Set exercise
How many of the lines here include "chaque"? Answer with a single number.

* Begin *

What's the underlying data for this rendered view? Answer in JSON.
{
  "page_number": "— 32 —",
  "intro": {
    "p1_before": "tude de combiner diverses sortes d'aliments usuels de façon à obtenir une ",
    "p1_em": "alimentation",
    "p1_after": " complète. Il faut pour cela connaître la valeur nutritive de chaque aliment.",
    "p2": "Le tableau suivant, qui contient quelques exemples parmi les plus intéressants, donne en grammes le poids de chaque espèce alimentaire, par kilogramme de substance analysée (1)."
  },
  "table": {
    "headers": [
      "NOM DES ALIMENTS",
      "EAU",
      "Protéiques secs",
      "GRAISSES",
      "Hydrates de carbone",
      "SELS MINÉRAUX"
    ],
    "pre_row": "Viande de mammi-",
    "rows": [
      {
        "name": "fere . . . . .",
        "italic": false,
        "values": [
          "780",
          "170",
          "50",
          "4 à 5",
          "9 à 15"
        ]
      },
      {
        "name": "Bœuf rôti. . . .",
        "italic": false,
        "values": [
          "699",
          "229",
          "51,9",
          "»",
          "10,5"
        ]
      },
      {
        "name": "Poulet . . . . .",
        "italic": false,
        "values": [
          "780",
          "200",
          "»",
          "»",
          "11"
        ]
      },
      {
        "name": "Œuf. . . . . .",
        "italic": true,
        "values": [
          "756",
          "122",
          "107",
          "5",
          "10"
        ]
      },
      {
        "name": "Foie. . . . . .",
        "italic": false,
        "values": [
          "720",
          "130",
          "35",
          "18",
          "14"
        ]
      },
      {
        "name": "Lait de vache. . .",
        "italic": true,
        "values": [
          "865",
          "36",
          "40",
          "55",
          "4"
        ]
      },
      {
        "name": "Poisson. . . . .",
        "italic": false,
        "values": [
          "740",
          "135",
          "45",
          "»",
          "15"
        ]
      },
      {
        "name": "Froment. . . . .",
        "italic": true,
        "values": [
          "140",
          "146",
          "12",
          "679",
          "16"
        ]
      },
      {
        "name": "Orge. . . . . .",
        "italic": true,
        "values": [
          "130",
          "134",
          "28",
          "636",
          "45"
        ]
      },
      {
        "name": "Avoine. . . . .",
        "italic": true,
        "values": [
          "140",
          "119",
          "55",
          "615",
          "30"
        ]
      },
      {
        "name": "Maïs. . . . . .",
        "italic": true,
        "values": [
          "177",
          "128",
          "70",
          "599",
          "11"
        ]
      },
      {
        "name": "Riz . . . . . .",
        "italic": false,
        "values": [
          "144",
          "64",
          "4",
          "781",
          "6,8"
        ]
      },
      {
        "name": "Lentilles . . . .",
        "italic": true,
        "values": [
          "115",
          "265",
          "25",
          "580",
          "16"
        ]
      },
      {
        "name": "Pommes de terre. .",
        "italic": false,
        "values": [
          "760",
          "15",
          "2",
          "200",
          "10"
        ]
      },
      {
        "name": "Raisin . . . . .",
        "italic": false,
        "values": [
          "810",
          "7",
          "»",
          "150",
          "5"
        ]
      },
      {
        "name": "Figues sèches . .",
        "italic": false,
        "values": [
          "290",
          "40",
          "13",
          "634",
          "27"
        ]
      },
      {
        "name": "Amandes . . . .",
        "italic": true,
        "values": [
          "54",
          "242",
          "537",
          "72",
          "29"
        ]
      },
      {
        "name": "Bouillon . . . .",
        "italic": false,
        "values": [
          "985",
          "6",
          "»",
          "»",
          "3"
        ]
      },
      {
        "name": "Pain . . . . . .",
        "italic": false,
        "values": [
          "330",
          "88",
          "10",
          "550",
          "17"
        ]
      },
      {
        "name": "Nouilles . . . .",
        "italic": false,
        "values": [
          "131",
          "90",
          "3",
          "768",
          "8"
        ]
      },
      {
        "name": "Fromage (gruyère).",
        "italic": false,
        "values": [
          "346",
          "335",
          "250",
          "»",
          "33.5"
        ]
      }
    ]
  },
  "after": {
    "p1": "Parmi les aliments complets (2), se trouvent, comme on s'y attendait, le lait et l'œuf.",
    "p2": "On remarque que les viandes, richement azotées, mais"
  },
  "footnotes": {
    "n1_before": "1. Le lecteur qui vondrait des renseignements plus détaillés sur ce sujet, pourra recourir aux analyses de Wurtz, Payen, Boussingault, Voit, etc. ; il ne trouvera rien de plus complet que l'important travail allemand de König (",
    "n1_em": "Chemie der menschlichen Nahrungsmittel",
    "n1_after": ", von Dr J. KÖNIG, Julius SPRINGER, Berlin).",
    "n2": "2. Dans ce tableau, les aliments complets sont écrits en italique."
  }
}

* End *

Written reply
2